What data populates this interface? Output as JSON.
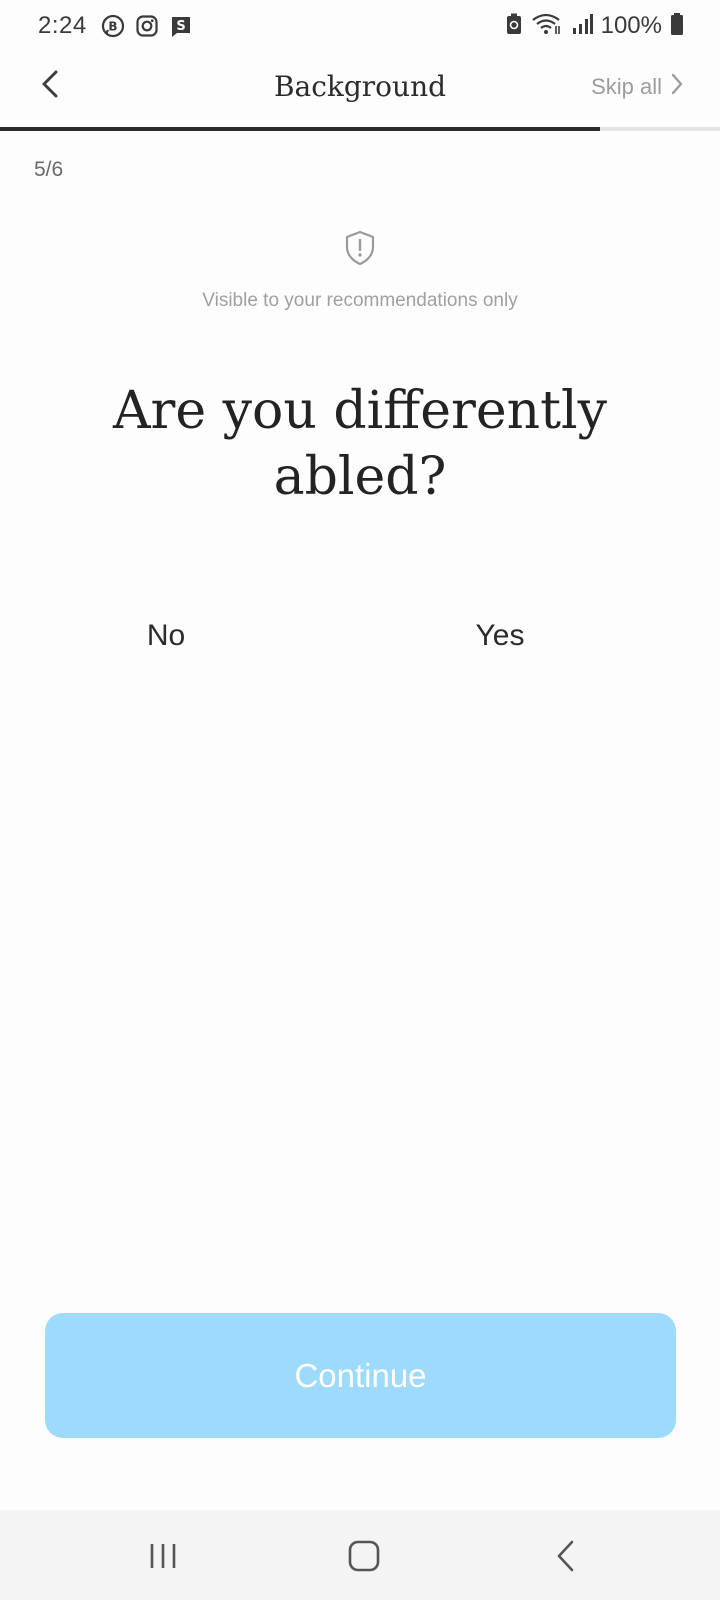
{
  "status_bar": {
    "time": "2:24",
    "battery": "100%",
    "app_icons": [
      "b-chat-icon",
      "instagram-icon",
      "s-app-icon"
    ]
  },
  "header": {
    "title": "Background",
    "skip_label": "Skip all",
    "progress": 0.833
  },
  "step": {
    "counter": "5/6"
  },
  "visibility": {
    "icon": "shield-alert-icon",
    "note": "Visible to your recommendations only"
  },
  "question": {
    "text": "Are you differently abled?",
    "options": [
      {
        "label": "No"
      },
      {
        "label": "Yes"
      }
    ]
  },
  "footer": {
    "continue_label": "Continue",
    "continue_color": "#9ddafc"
  },
  "nav_bar": {
    "icons": [
      "recent-apps-icon",
      "home-icon",
      "back-icon"
    ]
  }
}
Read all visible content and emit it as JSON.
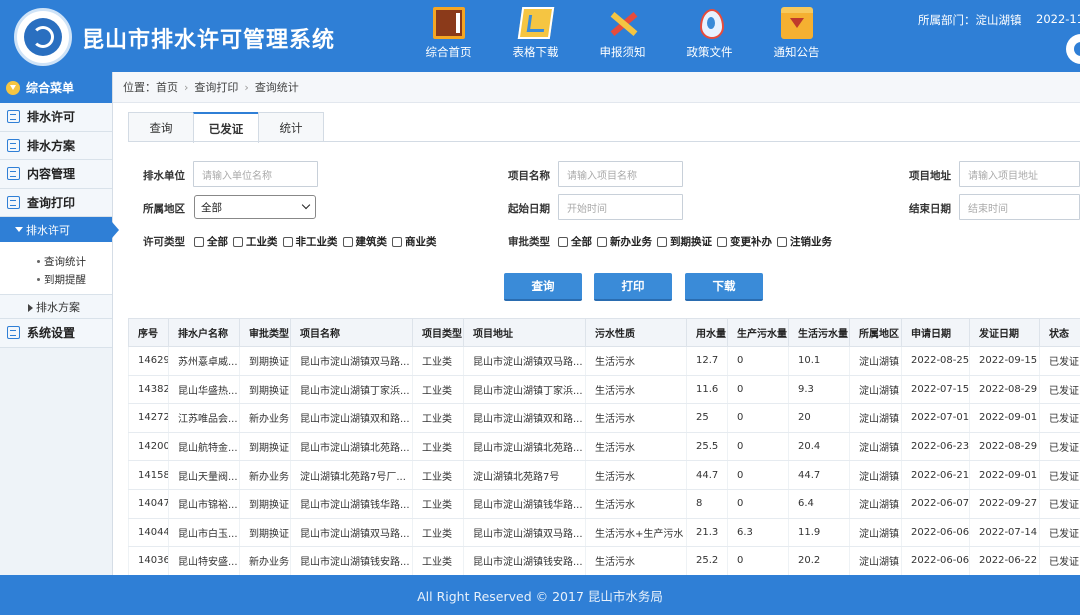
{
  "header": {
    "title": "昆山市排水许可管理系统",
    "dept": "所属部门：淀山湖镇",
    "date": "2022-11",
    "nav": [
      {
        "label": "综合首页",
        "icon": "book-icon"
      },
      {
        "label": "表格下载",
        "icon": "form-download-icon"
      },
      {
        "label": "申报须知",
        "icon": "tools-icon"
      },
      {
        "label": "政策文件",
        "icon": "water-drop-icon"
      },
      {
        "label": "通知公告",
        "icon": "folder-notice-icon"
      }
    ]
  },
  "sidebar": {
    "head": "综合菜单",
    "items": [
      "排水许可",
      "排水方案",
      "内容管理",
      "查询打印"
    ],
    "active_sub": "排水许可",
    "leaves": [
      "查询统计",
      "到期提醒"
    ],
    "sub2": "排水方案",
    "last": "系统设置"
  },
  "breadcrumb": {
    "prefix": "位置：",
    "items": [
      "首页",
      "查询打印",
      "查询统计"
    ]
  },
  "tabs": [
    "查询",
    "已发证",
    "统计"
  ],
  "filters": {
    "unit_label": "排水单位",
    "unit_ph": "请输入单位名称",
    "project_label": "项目名称",
    "project_ph": "请输入项目名称",
    "addr_label": "项目地址",
    "addr_ph": "请输入项目地址",
    "region_label": "所属地区",
    "region_value": "全部",
    "start_label": "起始日期",
    "start_ph": "开始时间",
    "end_label": "结束日期",
    "end_ph": "结束时间",
    "permit_label": "许可类型",
    "permit_opts": [
      "全部",
      "工业类",
      "非工业类",
      "建筑类",
      "商业类"
    ],
    "approve_label": "审批类型",
    "approve_opts": [
      "全部",
      "新办业务",
      "到期换证",
      "变更补办",
      "注销业务"
    ]
  },
  "buttons": {
    "query": "查询",
    "print": "打印",
    "download": "下载"
  },
  "table": {
    "headers": [
      "序号",
      "排水户名称",
      "审批类型",
      "项目名称",
      "项目类型",
      "项目地址",
      "污水性质",
      "用水量",
      "生产污水量",
      "生活污水量",
      "所属地区",
      "申请日期",
      "发证日期",
      "状态"
    ],
    "rows": [
      [
        "14629",
        "苏州憙卓威...",
        "到期换证",
        "昆山市淀山湖镇双马路...",
        "工业类",
        "昆山市淀山湖镇双马路...",
        "生活污水",
        "12.7",
        "0",
        "10.1",
        "淀山湖镇",
        "2022-08-25",
        "2022-09-15",
        "已发证"
      ],
      [
        "14382",
        "昆山华盛热...",
        "到期换证",
        "昆山市淀山湖镇丁家浜...",
        "工业类",
        "昆山市淀山湖镇丁家浜...",
        "生活污水",
        "11.6",
        "0",
        "9.3",
        "淀山湖镇",
        "2022-07-15",
        "2022-08-29",
        "已发证"
      ],
      [
        "14272",
        "江苏唯品会...",
        "新办业务",
        "昆山市淀山湖镇双和路...",
        "工业类",
        "昆山市淀山湖镇双和路...",
        "生活污水",
        "25",
        "0",
        "20",
        "淀山湖镇",
        "2022-07-01",
        "2022-09-01",
        "已发证"
      ],
      [
        "14200",
        "昆山航特金...",
        "到期换证",
        "昆山市淀山湖镇北苑路...",
        "工业类",
        "昆山市淀山湖镇北苑路...",
        "生活污水",
        "25.5",
        "0",
        "20.4",
        "淀山湖镇",
        "2022-06-23",
        "2022-08-29",
        "已发证"
      ],
      [
        "14158",
        "昆山天量阀...",
        "新办业务",
        "淀山湖镇北苑路7号厂...",
        "工业类",
        "淀山湖镇北苑路7号",
        "生活污水",
        "44.7",
        "0",
        "44.7",
        "淀山湖镇",
        "2022-06-21",
        "2022-09-01",
        "已发证"
      ],
      [
        "14047",
        "昆山市锦裕...",
        "到期换证",
        "昆山市淀山湖镇钱华路...",
        "工业类",
        "昆山市淀山湖镇钱华路...",
        "生活污水",
        "8",
        "0",
        "6.4",
        "淀山湖镇",
        "2022-06-07",
        "2022-09-27",
        "已发证"
      ],
      [
        "14044",
        "昆山市白玉...",
        "到期换证",
        "昆山市淀山湖镇双马路...",
        "工业类",
        "昆山市淀山湖镇双马路...",
        "生活污水+生产污水",
        "21.3",
        "6.3",
        "11.9",
        "淀山湖镇",
        "2022-06-06",
        "2022-07-14",
        "已发证"
      ],
      [
        "14036",
        "昆山特安盛...",
        "新办业务",
        "昆山市淀山湖镇钱安路...",
        "工业类",
        "昆山市淀山湖镇钱安路...",
        "生活污水",
        "25.2",
        "0",
        "20.2",
        "淀山湖镇",
        "2022-06-06",
        "2022-06-22",
        "已发证"
      ]
    ]
  },
  "footer": "All Right Reserved © 2017 昆山市水务局"
}
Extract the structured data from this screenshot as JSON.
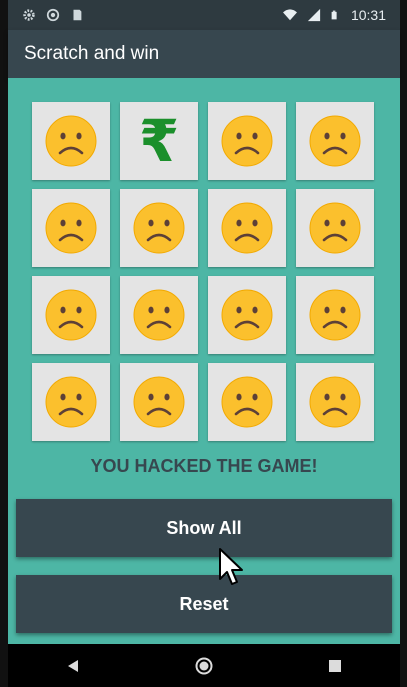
{
  "status_bar": {
    "time": "10:31",
    "icons": [
      "gear-icon",
      "circle-icon",
      "sd-card-icon",
      "wifi-icon",
      "signal-icon",
      "battery-icon"
    ]
  },
  "app_bar": {
    "title": "Scratch and win"
  },
  "grid": {
    "rows": 4,
    "columns": 4,
    "tiles": [
      "sad-face",
      "rupee",
      "sad-face",
      "sad-face",
      "sad-face",
      "sad-face",
      "sad-face",
      "sad-face",
      "sad-face",
      "sad-face",
      "sad-face",
      "sad-face",
      "sad-face",
      "sad-face",
      "sad-face",
      "sad-face"
    ],
    "rupee_symbol": "₹"
  },
  "message": "YOU HACKED THE GAME!",
  "buttons": {
    "show_all": "Show All",
    "reset": "Reset"
  },
  "nav_bar": {
    "icons": [
      "back-icon",
      "home-icon",
      "recents-icon"
    ]
  },
  "colors": {
    "status_bar": "#2e3a40",
    "app_bar": "#37474f",
    "content_bg": "#4db6a5",
    "tile_bg": "#e4e4e4",
    "emoji_face": "#fbc02d",
    "rupee": "#1b8f2b",
    "button_bg": "#37474f"
  }
}
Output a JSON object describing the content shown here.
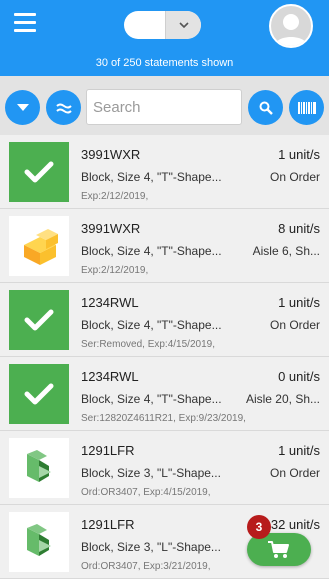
{
  "header": {
    "statements_text": "30 of 250 statements shown",
    "brand_color": "#2196f3"
  },
  "toolbar": {
    "search_placeholder": "Search"
  },
  "items": [
    {
      "name": "3991WXR",
      "qty": "1 unit/s",
      "desc": "Block, Size 4, \"T\"-Shape...",
      "loc": "On Order",
      "meta": "Exp:2/12/2019,",
      "thumb": "check-icon"
    },
    {
      "name": "3991WXR",
      "qty": "8 unit/s",
      "desc": "Block, Size 4, \"T\"-Shape...",
      "loc": "Aisle 6, Sh...",
      "meta": "Exp:2/12/2019,",
      "thumb": "yellow-t-block"
    },
    {
      "name": "1234RWL",
      "qty": "1 unit/s",
      "desc": "Block, Size 4, \"T\"-Shape...",
      "loc": "On Order",
      "meta": "Ser:Removed, Exp:4/15/2019,",
      "thumb": "check-icon"
    },
    {
      "name": "1234RWL",
      "qty": "0 unit/s",
      "desc": "Block, Size 4, \"T\"-Shape...",
      "loc": "Aisle 20, Sh...",
      "meta": "Ser:12820Z4611R21, Exp:9/23/2019,",
      "thumb": "check-icon"
    },
    {
      "name": "1291LFR",
      "qty": "1 unit/s",
      "desc": "Block, Size 3, \"L\"-Shape...",
      "loc": "On Order",
      "meta": "Ord:OR3407, Exp:4/15/2019,",
      "thumb": "green-l-block"
    },
    {
      "name": "1291LFR",
      "qty": "32 unit/s",
      "desc": "Block, Size 3, \"L\"-Shape...",
      "loc": "",
      "meta": "Ord:OR3407, Exp:3/21/2019,",
      "thumb": "green-l-block"
    }
  ],
  "cart": {
    "count": "3"
  }
}
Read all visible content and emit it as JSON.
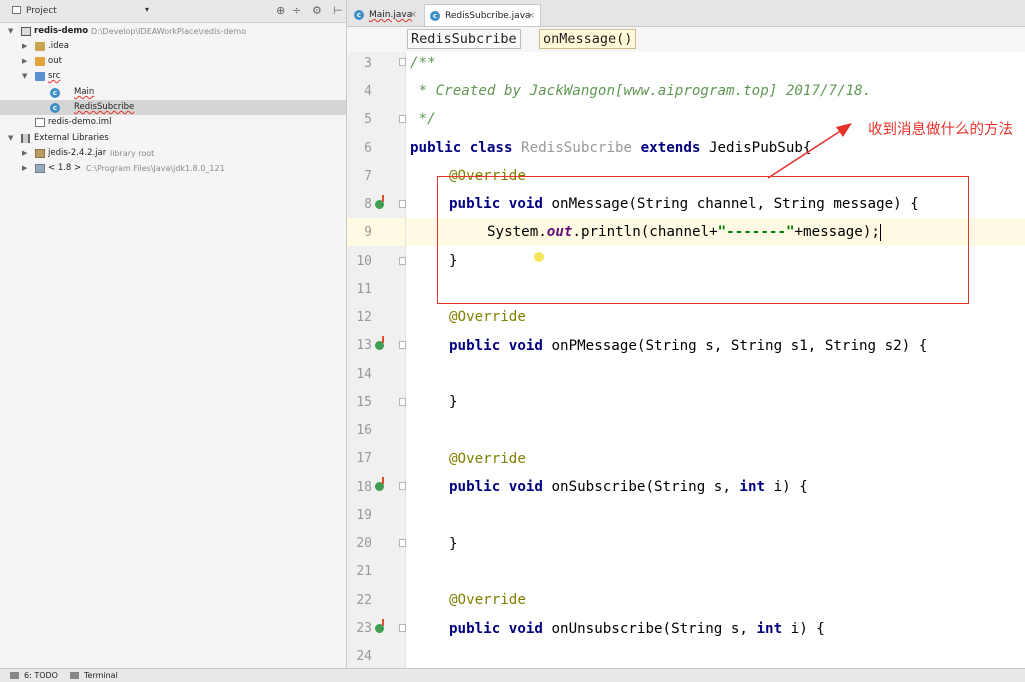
{
  "project_panel": {
    "title": "Project",
    "tree": [
      {
        "label": "redis-demo",
        "hint": "D:\\Develop\\IDEAWorkPlace\\redis-demo"
      },
      {
        "label": ".idea"
      },
      {
        "label": "out"
      },
      {
        "label": "src"
      },
      {
        "label": "Main"
      },
      {
        "label": "RedisSubcribe"
      },
      {
        "label": "redis-demo.iml"
      },
      {
        "label": "External Libraries"
      },
      {
        "label": "jedis-2.4.2.jar",
        "hint": "library root"
      },
      {
        "label": "< 1.8 >",
        "hint": "C:\\Program Files\\Java\\jdk1.8.0_121"
      }
    ]
  },
  "tabs": [
    {
      "label": "Main.java"
    },
    {
      "label": "RedisSubcribe.java"
    }
  ],
  "breadcrumbs": [
    "RedisSubcribe",
    "onMessage()"
  ],
  "line_numbers": [
    "3",
    "4",
    "5",
    "6",
    "7",
    "8",
    "9",
    "10",
    "11",
    "12",
    "13",
    "14",
    "15",
    "16",
    "17",
    "18",
    "19",
    "20",
    "21",
    "22",
    "23",
    "24"
  ],
  "code": {
    "l3": "/**",
    "l4": " * Created by JackWangon[www.aiprogram.top] 2017/7/18.",
    "l5": " */",
    "l6_kw1": "public class ",
    "l6_name": "RedisSubcribe",
    "l6_kw2": " extends ",
    "l6_rest": "JedisPubSub{",
    "override": "@Override",
    "kw_public_void": "public void ",
    "l8_rest": "onMessage(String channel, String message) {",
    "l9_a": "System.",
    "l9_out": "out",
    "l9_b": ".println(channel+",
    "l9_str": "\"-------\"",
    "l9_c": "+message);",
    "close_brace": "}",
    "l13_rest": "onPMessage(String s, String s1, String s2) {",
    "l18_a": "onSubscribe(String s, ",
    "kw_int": "int",
    "l18_b": " i) {",
    "l23_a": "onUnsubscribe(String s, ",
    "l23_b": " i) {"
  },
  "annotation": {
    "text": "收到消息做什么的方法",
    "color": "#e5332a"
  },
  "statusbar": {
    "todo": "6: TODO",
    "terminal": "Terminal"
  }
}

========

Problem requirements >> Count how many lines above contain the word "data". Reply with the number alone.

Answer to this problem >> 2